Part of a data file

'''

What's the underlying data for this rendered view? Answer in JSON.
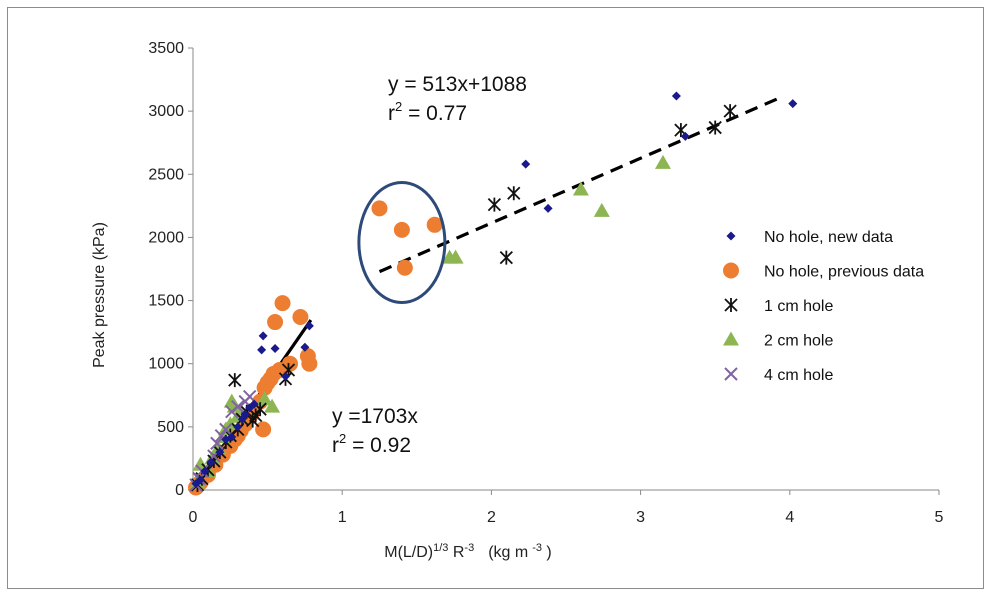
{
  "chart_data": {
    "type": "scatter",
    "xlabel_main": "M(L/D)",
    "xlabel_sup1": "1/3",
    "xlabel_mid": " R",
    "xlabel_sup2": "-3",
    "xlabel_units": "(kg m",
    "xlabel_sup3": "-3",
    "xlabel_end": " )",
    "ylabel": "Peak pressure (kPa)",
    "xlim": [
      0,
      5
    ],
    "ylim": [
      0,
      3500
    ],
    "xticks": [
      0,
      1,
      2,
      3,
      4,
      5
    ],
    "yticks": [
      0,
      500,
      1000,
      1500,
      2000,
      2500,
      3000,
      3500
    ],
    "grid": false,
    "legend_position": "right",
    "series": [
      {
        "name": "No hole, new data",
        "marker": "diamond",
        "color": "#1a1a8c",
        "points": [
          [
            0.02,
            50
          ],
          [
            0.05,
            80
          ],
          [
            0.08,
            150
          ],
          [
            0.12,
            220
          ],
          [
            0.18,
            300
          ],
          [
            0.22,
            400
          ],
          [
            0.26,
            420
          ],
          [
            0.3,
            500
          ],
          [
            0.33,
            560
          ],
          [
            0.35,
            600
          ],
          [
            0.38,
            650
          ],
          [
            0.41,
            680
          ],
          [
            0.46,
            1110
          ],
          [
            0.47,
            1220
          ],
          [
            0.55,
            1120
          ],
          [
            0.62,
            900
          ],
          [
            0.75,
            1130
          ],
          [
            0.78,
            1300
          ],
          [
            2.23,
            2580
          ],
          [
            2.38,
            2230
          ],
          [
            3.24,
            3120
          ],
          [
            3.3,
            2800
          ],
          [
            4.02,
            3060
          ]
        ]
      },
      {
        "name": "No hole, previous data",
        "marker": "circle",
        "color": "#ed7d31",
        "points": [
          [
            0.02,
            20
          ],
          [
            0.05,
            60
          ],
          [
            0.1,
            120
          ],
          [
            0.15,
            200
          ],
          [
            0.2,
            280
          ],
          [
            0.25,
            350
          ],
          [
            0.28,
            400
          ],
          [
            0.3,
            430
          ],
          [
            0.32,
            470
          ],
          [
            0.35,
            520
          ],
          [
            0.38,
            580
          ],
          [
            0.4,
            620
          ],
          [
            0.45,
            700
          ],
          [
            0.47,
            480
          ],
          [
            0.48,
            810
          ],
          [
            0.5,
            850
          ],
          [
            0.52,
            880
          ],
          [
            0.54,
            920
          ],
          [
            0.55,
            1330
          ],
          [
            0.58,
            950
          ],
          [
            0.6,
            1480
          ],
          [
            0.65,
            1000
          ],
          [
            0.72,
            1370
          ],
          [
            0.77,
            1060
          ],
          [
            0.78,
            1000
          ],
          [
            1.25,
            2230
          ],
          [
            1.4,
            2060
          ],
          [
            1.42,
            1760
          ],
          [
            1.62,
            2100
          ]
        ]
      },
      {
        "name": "1 cm hole",
        "marker": "asterisk",
        "color": "#111111",
        "points": [
          [
            0.03,
            40
          ],
          [
            0.06,
            90
          ],
          [
            0.1,
            160
          ],
          [
            0.14,
            230
          ],
          [
            0.18,
            300
          ],
          [
            0.22,
            380
          ],
          [
            0.25,
            430
          ],
          [
            0.28,
            870
          ],
          [
            0.3,
            480
          ],
          [
            0.33,
            560
          ],
          [
            0.36,
            620
          ],
          [
            0.4,
            550
          ],
          [
            0.42,
            590
          ],
          [
            0.45,
            640
          ],
          [
            0.62,
            880
          ],
          [
            0.64,
            950
          ],
          [
            2.02,
            2260
          ],
          [
            2.1,
            1840
          ],
          [
            2.15,
            2350
          ],
          [
            3.27,
            2850
          ],
          [
            3.5,
            2870
          ],
          [
            3.6,
            3000
          ]
        ]
      },
      {
        "name": "2  cm hole",
        "marker": "triangle",
        "color": "#8db653",
        "points": [
          [
            0.03,
            60
          ],
          [
            0.05,
            200
          ],
          [
            0.1,
            150
          ],
          [
            0.13,
            250
          ],
          [
            0.17,
            330
          ],
          [
            0.2,
            420
          ],
          [
            0.22,
            480
          ],
          [
            0.25,
            520
          ],
          [
            0.26,
            700
          ],
          [
            0.28,
            660
          ],
          [
            0.3,
            580
          ],
          [
            0.32,
            620
          ],
          [
            0.48,
            720
          ],
          [
            0.53,
            660
          ],
          [
            1.72,
            1840
          ],
          [
            1.76,
            1840
          ],
          [
            2.6,
            2380
          ],
          [
            2.74,
            2210
          ],
          [
            3.15,
            2590
          ]
        ]
      },
      {
        "name": "4 cm hole",
        "marker": "x",
        "color": "#8064a2",
        "points": [
          [
            0.02,
            40
          ],
          [
            0.04,
            90
          ],
          [
            0.06,
            150
          ],
          [
            0.14,
            270
          ],
          [
            0.16,
            370
          ],
          [
            0.19,
            430
          ],
          [
            0.22,
            480
          ],
          [
            0.26,
            620
          ],
          [
            0.3,
            660
          ],
          [
            0.35,
            700
          ],
          [
            0.38,
            740
          ]
        ]
      }
    ],
    "fits": [
      {
        "style": "solid",
        "color": "#000000",
        "x_range": [
          0,
          0.79
        ],
        "slope": 1703,
        "intercept": 0
      },
      {
        "style": "dashed",
        "color": "#000000",
        "x_range": [
          1.25,
          3.95
        ],
        "slope": 513,
        "intercept": 1088
      }
    ],
    "annotations": {
      "eq_upper_line1": "y = 513x+1088",
      "eq_upper_r": "r",
      "eq_upper_sup": "2",
      "eq_upper_val": " = 0.77",
      "eq_lower_line1": "y =1703x",
      "eq_lower_r": "r",
      "eq_lower_sup": "2",
      "eq_lower_val": " = 0.92"
    },
    "highlight_ellipse": {
      "color": "#2e4a7a",
      "center": [
        1.4,
        1960
      ]
    }
  }
}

'''

◆ **Short task**
Take every line from the records above that has the word "name" and copy it.

◆ **Answer below**
        "name": "No hole, new data",
        "name": "No hole, previous data",
        "name": "1 cm hole",
        "name": "2  cm hole",
        "name": "4 cm hole",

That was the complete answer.